In the material below, find all lines with the string "username" and copy them.

** Start of Data shown **

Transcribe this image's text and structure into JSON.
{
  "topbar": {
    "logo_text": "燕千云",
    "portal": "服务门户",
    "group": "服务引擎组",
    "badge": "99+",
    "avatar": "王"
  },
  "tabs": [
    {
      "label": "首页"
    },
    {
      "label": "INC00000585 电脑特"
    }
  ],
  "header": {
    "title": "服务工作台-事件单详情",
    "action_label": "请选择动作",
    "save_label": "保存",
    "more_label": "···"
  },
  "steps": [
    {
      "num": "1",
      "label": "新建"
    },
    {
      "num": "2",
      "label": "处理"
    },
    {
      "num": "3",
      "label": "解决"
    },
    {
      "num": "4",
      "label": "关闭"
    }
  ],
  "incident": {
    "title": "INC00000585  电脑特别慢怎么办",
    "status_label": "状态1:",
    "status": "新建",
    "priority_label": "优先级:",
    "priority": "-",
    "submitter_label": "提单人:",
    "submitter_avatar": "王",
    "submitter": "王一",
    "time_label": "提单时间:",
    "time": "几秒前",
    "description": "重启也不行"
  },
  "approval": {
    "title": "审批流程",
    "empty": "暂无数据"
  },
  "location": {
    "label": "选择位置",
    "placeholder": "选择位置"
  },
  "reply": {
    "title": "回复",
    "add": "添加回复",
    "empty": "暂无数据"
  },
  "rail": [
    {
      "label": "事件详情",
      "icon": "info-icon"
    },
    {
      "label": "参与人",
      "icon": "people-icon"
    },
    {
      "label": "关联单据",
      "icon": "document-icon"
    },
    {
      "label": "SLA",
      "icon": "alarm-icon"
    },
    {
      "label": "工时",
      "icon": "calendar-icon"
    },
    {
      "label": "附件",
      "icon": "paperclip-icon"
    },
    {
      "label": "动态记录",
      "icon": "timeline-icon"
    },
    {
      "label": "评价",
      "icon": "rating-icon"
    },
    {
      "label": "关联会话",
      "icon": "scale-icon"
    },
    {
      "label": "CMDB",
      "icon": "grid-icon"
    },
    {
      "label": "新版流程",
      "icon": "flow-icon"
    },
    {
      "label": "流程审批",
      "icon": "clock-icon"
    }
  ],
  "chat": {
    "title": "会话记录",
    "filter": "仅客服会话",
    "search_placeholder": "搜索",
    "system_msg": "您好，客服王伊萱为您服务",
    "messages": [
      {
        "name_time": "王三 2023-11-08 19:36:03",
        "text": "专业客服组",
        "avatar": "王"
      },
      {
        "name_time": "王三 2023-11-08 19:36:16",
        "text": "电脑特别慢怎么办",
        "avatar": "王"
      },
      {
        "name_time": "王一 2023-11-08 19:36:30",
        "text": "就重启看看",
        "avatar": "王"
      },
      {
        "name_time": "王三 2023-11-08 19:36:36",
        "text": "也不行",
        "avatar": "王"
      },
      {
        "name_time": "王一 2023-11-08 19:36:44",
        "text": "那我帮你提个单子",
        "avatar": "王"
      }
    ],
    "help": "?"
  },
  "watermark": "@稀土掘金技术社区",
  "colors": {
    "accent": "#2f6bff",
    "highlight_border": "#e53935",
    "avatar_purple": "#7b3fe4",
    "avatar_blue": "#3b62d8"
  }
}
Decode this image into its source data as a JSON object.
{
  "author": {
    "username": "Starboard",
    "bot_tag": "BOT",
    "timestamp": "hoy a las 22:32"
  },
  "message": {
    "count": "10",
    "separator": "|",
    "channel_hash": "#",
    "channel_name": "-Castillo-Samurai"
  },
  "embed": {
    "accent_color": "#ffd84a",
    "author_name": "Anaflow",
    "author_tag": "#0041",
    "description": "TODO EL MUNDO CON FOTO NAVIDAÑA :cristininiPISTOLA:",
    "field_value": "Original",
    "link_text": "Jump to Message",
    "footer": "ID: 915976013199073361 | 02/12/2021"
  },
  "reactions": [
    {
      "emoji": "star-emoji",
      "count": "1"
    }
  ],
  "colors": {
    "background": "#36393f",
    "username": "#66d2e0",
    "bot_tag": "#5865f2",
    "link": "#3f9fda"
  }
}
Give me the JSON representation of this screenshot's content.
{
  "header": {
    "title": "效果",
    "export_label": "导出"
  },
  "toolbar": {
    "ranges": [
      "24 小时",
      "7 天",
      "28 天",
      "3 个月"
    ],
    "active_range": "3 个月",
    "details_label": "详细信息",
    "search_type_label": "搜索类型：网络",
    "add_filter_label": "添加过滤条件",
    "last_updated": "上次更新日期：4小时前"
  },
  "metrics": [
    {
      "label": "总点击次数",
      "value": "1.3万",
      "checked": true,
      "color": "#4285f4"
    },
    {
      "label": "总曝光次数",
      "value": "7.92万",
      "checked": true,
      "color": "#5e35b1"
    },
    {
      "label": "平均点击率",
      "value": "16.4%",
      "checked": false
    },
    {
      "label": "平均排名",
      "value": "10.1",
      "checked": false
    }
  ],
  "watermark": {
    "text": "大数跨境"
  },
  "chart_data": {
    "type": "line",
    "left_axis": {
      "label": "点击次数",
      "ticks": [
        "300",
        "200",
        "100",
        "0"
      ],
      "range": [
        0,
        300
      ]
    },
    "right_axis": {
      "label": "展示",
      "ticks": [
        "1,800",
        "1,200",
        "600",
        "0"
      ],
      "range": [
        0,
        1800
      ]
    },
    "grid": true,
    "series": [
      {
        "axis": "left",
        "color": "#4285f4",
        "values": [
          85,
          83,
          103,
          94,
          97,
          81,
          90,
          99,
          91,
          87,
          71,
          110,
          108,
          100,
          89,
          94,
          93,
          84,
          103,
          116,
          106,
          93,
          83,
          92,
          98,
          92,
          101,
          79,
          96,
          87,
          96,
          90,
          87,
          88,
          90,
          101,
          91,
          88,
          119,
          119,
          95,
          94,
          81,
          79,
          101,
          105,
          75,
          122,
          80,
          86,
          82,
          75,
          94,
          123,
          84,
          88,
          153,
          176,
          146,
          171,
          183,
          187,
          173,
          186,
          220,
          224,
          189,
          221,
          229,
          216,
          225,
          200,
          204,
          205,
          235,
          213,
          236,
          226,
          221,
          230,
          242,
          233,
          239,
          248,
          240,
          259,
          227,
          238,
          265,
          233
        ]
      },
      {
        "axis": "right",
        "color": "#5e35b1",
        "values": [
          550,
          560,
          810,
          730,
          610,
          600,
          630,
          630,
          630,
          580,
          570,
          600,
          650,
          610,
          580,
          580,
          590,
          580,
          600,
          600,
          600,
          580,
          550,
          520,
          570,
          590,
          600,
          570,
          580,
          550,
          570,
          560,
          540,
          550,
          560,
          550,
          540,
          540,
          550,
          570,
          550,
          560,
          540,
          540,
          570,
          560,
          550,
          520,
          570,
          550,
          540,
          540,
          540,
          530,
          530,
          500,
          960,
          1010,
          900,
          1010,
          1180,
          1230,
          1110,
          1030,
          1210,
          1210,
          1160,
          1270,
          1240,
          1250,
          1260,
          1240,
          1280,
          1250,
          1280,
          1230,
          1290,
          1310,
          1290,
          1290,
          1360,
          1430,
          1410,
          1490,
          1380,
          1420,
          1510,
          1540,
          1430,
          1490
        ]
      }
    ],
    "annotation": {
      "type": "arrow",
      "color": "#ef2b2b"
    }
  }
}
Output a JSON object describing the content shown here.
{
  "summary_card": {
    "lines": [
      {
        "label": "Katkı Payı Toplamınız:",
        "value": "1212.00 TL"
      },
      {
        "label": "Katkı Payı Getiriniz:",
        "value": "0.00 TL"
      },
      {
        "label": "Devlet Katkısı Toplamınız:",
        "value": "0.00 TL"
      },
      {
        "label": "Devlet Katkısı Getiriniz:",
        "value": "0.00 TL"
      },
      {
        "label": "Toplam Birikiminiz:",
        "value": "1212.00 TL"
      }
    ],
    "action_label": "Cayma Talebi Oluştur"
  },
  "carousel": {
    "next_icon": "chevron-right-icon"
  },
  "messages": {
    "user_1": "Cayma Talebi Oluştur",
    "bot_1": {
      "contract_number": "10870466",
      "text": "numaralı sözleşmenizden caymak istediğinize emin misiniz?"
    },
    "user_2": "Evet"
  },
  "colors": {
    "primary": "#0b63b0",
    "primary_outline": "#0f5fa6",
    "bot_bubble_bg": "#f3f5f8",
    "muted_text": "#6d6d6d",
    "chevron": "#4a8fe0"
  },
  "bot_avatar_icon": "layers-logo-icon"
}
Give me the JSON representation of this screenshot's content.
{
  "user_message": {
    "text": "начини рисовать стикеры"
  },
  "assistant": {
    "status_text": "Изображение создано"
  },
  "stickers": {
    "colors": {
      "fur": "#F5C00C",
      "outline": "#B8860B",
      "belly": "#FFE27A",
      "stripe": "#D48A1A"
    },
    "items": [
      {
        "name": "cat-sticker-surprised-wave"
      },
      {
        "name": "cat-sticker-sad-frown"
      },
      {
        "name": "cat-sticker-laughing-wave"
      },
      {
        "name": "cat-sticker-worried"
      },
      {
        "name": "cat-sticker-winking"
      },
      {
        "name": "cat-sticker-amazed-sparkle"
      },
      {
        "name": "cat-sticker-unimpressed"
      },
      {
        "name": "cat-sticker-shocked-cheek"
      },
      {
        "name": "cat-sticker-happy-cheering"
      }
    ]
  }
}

** End of Data shown **

- **Reply to the task**
    "username": "Starboard",
    "username": "#66d2e0",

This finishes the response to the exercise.